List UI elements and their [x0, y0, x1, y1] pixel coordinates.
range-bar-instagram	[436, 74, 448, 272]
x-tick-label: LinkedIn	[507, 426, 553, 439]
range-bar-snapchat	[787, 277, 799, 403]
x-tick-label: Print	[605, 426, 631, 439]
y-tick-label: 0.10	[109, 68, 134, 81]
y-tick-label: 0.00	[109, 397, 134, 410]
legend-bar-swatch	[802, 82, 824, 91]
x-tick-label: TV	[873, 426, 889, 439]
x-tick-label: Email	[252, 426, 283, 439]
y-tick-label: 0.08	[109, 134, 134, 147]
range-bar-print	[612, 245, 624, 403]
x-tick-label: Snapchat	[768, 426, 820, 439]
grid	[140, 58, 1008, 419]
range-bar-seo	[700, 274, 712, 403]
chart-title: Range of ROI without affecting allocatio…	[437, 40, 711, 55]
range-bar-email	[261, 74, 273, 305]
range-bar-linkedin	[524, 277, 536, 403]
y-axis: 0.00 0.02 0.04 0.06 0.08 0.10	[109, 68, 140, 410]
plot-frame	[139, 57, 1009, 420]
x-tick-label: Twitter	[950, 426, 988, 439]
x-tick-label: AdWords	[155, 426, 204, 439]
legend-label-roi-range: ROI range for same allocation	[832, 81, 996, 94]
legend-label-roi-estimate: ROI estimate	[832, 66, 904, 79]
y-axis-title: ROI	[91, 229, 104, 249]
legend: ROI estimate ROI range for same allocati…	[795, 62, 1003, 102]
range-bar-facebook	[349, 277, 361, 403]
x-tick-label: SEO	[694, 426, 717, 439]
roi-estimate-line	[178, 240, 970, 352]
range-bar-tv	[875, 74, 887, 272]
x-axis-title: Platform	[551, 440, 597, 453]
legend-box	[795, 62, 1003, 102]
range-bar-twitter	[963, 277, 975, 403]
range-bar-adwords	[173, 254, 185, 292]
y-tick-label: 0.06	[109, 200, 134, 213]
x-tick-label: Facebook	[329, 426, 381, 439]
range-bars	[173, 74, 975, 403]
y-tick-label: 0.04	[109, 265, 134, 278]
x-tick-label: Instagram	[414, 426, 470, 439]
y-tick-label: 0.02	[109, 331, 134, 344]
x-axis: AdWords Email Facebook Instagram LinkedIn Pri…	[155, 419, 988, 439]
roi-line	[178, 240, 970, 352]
★ ★ ★ ★ ★
- [WHAT THE TASK ASKS]:
Express the lines from the start of the records through the line that contains "68, 134, 81]", inclusive, as a JSON list of strings with one string per line and blank lines left out.

- [EXERCISE ANSWER]:
[
  "List UI elements and their [x0, y0, x1, y1] pixel coordinates.",
  "range-bar-instagram\t[436, 74, 448, 272]",
  "x-tick-label: LinkedIn\t[507, 426, 553, 439]",
  "range-bar-snapchat\t[787, 277, 799, 403]",
  "x-tick-label: Print\t[605, 426, 631, 439]",
  "y-tick-label: 0.10\t[109, 68, 134, 81]"
]